Segment Open

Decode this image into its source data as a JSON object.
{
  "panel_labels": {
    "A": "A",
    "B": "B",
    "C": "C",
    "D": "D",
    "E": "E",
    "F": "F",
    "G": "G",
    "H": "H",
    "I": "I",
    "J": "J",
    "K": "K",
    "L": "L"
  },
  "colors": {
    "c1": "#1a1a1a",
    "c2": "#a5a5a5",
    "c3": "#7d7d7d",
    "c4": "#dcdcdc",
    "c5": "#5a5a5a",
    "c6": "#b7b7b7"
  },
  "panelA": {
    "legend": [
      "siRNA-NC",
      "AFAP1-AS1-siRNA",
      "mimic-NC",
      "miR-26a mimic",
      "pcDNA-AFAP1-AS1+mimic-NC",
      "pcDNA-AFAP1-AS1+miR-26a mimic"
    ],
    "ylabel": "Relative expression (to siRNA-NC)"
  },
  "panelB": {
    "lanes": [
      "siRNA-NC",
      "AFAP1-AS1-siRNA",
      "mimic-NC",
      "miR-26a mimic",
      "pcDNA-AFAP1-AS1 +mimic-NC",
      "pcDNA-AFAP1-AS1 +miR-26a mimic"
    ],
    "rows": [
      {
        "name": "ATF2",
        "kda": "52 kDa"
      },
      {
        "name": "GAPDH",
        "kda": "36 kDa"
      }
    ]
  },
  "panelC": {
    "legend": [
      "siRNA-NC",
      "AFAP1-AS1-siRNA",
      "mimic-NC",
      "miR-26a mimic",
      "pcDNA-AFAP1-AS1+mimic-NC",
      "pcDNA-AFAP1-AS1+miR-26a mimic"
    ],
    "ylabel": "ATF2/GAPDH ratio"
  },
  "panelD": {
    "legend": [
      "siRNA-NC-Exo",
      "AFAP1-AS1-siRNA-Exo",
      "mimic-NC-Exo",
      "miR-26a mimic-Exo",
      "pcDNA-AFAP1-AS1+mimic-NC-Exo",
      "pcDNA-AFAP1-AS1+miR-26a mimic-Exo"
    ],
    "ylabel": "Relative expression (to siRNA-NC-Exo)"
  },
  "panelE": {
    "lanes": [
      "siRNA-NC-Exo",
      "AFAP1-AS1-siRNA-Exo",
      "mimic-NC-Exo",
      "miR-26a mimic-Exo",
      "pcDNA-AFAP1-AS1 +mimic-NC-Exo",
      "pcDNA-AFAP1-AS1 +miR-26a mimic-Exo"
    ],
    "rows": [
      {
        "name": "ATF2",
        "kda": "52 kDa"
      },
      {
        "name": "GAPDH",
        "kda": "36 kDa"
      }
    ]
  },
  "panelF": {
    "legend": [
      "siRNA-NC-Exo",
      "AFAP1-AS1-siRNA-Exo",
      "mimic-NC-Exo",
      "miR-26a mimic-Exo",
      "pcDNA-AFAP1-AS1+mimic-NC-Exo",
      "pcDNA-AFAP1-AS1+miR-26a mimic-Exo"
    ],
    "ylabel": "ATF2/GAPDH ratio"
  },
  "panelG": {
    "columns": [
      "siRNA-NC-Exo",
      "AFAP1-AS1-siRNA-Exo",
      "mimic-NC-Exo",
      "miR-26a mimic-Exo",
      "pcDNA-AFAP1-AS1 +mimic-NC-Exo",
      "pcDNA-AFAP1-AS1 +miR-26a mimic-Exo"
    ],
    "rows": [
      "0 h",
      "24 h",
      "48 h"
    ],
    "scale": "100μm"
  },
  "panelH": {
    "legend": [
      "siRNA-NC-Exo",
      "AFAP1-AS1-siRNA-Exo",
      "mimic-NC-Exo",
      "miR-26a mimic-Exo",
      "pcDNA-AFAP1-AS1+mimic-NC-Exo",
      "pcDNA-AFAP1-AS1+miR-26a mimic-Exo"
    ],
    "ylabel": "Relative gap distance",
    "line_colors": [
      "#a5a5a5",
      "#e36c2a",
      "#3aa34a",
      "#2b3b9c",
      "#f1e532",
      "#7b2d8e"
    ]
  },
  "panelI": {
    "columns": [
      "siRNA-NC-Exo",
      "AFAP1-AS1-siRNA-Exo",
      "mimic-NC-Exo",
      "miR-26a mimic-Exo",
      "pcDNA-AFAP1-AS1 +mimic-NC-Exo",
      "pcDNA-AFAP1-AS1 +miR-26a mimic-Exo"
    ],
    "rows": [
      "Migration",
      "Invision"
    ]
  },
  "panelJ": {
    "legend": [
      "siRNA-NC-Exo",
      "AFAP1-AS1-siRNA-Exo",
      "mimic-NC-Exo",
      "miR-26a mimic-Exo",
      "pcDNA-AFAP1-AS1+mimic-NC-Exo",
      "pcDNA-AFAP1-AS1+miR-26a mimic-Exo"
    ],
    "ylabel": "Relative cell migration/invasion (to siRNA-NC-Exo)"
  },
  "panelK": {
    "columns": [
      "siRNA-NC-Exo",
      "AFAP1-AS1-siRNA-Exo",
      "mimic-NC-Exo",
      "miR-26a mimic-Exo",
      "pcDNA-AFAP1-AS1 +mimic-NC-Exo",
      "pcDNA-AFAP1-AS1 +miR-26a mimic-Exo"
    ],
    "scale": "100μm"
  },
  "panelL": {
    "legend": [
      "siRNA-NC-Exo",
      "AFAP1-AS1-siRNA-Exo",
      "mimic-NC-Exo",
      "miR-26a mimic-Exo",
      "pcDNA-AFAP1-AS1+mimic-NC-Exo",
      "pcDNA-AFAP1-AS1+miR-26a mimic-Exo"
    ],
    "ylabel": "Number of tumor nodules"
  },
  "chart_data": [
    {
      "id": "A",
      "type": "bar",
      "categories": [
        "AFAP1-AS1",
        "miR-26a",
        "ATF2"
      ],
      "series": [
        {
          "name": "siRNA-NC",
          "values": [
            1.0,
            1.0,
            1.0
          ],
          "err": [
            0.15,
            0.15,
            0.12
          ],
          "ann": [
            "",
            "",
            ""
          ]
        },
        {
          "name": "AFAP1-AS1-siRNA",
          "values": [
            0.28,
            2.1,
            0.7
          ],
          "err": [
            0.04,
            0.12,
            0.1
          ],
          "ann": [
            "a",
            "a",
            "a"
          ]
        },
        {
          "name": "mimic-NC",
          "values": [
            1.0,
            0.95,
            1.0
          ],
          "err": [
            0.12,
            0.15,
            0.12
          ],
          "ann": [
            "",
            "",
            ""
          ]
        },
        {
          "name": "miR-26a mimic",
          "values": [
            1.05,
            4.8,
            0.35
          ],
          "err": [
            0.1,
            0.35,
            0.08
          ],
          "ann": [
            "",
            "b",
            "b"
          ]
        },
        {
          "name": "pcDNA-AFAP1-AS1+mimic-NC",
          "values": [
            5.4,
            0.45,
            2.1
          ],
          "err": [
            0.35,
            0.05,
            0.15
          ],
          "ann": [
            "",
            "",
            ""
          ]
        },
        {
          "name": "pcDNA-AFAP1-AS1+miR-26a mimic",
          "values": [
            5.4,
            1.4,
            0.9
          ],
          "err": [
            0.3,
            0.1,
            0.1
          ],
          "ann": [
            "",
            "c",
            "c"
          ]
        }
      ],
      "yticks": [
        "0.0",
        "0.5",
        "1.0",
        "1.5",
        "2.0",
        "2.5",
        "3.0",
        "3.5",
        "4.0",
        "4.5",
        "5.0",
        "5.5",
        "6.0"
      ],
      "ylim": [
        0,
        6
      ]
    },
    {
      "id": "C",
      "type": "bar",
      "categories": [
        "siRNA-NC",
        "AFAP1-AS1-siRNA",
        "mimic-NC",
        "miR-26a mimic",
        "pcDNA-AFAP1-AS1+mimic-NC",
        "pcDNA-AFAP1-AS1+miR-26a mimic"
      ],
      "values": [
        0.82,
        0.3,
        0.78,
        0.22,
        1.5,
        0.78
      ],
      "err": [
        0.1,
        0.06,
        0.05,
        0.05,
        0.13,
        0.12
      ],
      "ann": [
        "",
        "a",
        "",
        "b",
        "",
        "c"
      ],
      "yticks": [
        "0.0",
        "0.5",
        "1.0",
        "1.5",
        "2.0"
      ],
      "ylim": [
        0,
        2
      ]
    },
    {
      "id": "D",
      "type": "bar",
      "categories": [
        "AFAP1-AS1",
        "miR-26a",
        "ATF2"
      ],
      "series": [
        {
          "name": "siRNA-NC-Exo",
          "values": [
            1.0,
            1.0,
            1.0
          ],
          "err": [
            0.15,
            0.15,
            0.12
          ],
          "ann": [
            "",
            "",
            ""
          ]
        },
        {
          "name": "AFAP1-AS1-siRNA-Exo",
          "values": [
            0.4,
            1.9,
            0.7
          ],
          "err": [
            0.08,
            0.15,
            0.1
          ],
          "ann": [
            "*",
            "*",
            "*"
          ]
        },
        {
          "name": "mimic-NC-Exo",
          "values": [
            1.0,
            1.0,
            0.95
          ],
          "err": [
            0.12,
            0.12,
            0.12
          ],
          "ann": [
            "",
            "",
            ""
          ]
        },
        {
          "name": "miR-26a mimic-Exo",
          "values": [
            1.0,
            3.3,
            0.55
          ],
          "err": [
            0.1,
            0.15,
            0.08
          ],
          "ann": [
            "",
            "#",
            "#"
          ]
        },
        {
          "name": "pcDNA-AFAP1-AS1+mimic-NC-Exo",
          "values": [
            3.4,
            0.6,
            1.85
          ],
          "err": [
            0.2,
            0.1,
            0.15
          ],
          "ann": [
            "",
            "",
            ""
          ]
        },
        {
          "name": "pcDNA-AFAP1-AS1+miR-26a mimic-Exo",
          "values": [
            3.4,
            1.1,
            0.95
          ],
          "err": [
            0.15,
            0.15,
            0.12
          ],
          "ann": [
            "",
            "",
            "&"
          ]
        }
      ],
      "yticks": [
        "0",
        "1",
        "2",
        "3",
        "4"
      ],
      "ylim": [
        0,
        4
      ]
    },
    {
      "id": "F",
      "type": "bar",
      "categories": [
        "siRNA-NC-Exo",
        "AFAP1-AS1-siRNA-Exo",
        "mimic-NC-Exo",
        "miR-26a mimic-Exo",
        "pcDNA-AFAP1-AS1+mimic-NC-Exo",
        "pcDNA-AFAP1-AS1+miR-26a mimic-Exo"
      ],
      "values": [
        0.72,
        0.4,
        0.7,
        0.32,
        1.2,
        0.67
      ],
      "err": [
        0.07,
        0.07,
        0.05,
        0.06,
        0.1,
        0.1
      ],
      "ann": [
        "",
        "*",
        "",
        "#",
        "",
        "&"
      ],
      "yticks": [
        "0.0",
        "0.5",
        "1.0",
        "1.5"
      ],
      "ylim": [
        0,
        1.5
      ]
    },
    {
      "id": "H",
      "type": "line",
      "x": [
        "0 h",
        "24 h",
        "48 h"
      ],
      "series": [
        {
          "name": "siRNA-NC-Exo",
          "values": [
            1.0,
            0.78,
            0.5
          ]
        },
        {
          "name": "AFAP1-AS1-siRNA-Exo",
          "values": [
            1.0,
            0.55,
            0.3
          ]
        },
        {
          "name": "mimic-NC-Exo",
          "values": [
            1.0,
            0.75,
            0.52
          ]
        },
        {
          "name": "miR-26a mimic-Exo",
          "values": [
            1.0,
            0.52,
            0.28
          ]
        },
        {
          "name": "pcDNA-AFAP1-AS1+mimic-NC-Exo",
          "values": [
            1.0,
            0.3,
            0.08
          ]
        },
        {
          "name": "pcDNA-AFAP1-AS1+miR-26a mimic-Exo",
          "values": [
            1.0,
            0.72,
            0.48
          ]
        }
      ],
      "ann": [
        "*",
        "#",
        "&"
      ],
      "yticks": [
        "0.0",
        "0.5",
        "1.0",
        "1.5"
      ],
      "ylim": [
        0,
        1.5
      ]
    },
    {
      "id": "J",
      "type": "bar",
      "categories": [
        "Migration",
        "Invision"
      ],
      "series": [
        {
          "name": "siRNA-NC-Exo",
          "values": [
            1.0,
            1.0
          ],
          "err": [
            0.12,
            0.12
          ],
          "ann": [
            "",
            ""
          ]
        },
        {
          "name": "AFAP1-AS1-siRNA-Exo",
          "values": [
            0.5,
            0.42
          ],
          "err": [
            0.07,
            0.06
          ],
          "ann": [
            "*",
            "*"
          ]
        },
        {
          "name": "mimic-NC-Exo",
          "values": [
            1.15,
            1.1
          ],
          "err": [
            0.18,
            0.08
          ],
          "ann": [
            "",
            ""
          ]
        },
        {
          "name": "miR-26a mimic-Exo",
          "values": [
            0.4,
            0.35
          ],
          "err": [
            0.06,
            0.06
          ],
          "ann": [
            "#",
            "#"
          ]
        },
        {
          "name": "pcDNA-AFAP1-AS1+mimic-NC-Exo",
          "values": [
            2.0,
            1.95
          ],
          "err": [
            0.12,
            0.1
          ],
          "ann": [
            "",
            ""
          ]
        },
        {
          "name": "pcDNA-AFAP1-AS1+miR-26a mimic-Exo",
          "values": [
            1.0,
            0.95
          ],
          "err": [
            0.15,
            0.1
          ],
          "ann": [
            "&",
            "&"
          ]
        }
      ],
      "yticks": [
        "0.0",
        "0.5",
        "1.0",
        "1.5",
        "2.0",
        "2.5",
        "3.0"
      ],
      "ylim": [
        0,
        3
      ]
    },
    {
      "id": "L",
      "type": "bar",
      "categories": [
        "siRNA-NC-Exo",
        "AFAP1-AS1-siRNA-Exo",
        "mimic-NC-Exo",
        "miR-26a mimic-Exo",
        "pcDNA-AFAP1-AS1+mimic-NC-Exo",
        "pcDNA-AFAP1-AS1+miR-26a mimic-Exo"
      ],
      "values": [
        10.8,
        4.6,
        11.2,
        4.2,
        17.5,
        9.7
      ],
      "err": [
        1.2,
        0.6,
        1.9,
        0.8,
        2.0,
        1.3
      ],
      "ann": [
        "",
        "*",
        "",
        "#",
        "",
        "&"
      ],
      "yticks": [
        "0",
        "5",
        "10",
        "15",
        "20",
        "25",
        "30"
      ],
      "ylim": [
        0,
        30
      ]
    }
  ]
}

Segment Closed

**Task details**
Please filter the data down to the lines containing the word "ylabel".

**Response to this task**
    "ylabel": "Relative expression (to siRNA-NC)"
    "ylabel": "ATF2/GAPDH ratio"
    "ylabel": "Relative expression (to siRNA-NC-Exo)"
    "ylabel": "ATF2/GAPDH ratio"
    "ylabel": "Relative gap distance",
    "ylabel": "Relative cell migration/invasion (to siRNA-NC-Exo)"
    "ylabel": "Number of tumor nodules"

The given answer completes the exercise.